→ EXERCISE REQUIREMENTS
Without the pictures, copy all the entries below exactly.

→ MATERIAL TO PROCESS
···
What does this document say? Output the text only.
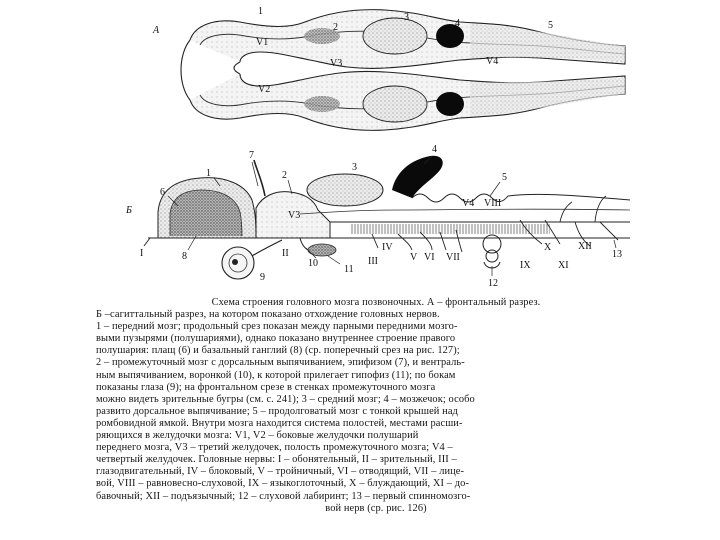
А
1
2
3
4	5
V1
V3
V2
V4
Б
7
1	2
3
4
5
6
8
9
10
11
12
13
V3
V4
I	II
III
IV
V VI VII
VIII
IX
X
XI
XII
Схема строения головного мозга позвоночных. А – фронтальный разрез.
Б –сагиттальный разрез, на котором показано отхождение головных нервов.
1 – передний мозг; продольный срез показан между парными передними мозго-
выми пузырями (полушариями), однако показано внутреннее строение правого
полушария: плащ (6) и базальный ганглий (8) (ср. поперечный срез на рис. 127);
2 – промежуточный мозг с дорсальным выпячиванием, эпифизом (7), и вентраль-
ным выпячиванием, воронкой (10), к которой прилегает гипофиз (11); по бокам
показаны глаза (9); на фронтальном срезе в стенках промежуточного мозга
можно видеть зрительные бугры (см. с. 241); 3 – средний мозг; 4 – мозжечок; особо
развито дорсальное выпячивание; 5 – продолговатый мозг с тонкой крышей над
ромбовидной ямкой. Внутри мозга находится система полостей, местами расши-
ряющихся в желудочки мозга: V1, V2 – боковые желудочки полушарий
переднего мозга, V3 – третий желудочек, полость промежуточного мозга; V4 –
четвертый желудочек. Головные нервы: I – обонятельный, II – зрительный, III –
глазодвигательный, IV – блоковый, V – тройничный, VI – отводящий, VII – лице-
вой, VIII – равновесно-слуховой, IX – языкоглоточный, X – блуждающий, XI – до-
бавочный; XII – подъязычный; 12 – слуховой лабиринт; 13 – первый спинномозго-
вой нерв (ср. рис. 126)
···
→ RESPONSE TO THIS EXERCISE
What does this document say? Output the text only.
А
1
2
3
4	5
V1
V3
V2
V4
Б
7
1	2
3
4
5
6
8
9
10
11
12
13
V3
V4
I	II
III
IV
V VI VII
VIII
IX
X
XI
XII
Схема строения головного мозга позвоночных. А – фронтальный разрез.
Б –сагиттальный разрез, на котором показано отхождение головных нервов.
1 – передний мозг; продольный срез показан между парными передними мозго-
выми пузырями (полушариями), однако показано внутреннее строение правого
полушария: плащ (6) и базальный ганглий (8) (ср. поперечный срез на рис. 127);
2 – промежуточный мозг с дорсальным выпячиванием, эпифизом (7), и вентраль-
ным выпячиванием, воронкой (10), к которой прилегает гипофиз (11); по бокам
показаны глаза (9); на фронтальном срезе в стенках промежуточного мозга
можно видеть зрительные бугры (см. с. 241); 3 – средний мозг; 4 – мозжечок; особо
развито дорсальное выпячивание; 5 – продолговатый мозг с тонкой крышей над
ромбовидной ямкой. Внутри мозга находится система полостей, местами расши-
ряющихся в желудочки мозга: V1, V2 – боковые желудочки полушарий
переднего мозга, V3 – третий желудочек, полость промежуточного мозга; V4 –
четвертый желудочек. Головные нервы: I – обонятельный, II – зрительный, III –
глазодвигательный, IV – блоковый, V – тройничный, VI – отводящий, VII – лице-
вой, VIII – равновесно-слуховой, IX – языкоглоточный, X – блуждающий, XI – до-
бавочный; XII – подъязычный; 12 – слуховой лабиринт; 13 – первый спинномозго-
вой нерв (ср. рис. 126)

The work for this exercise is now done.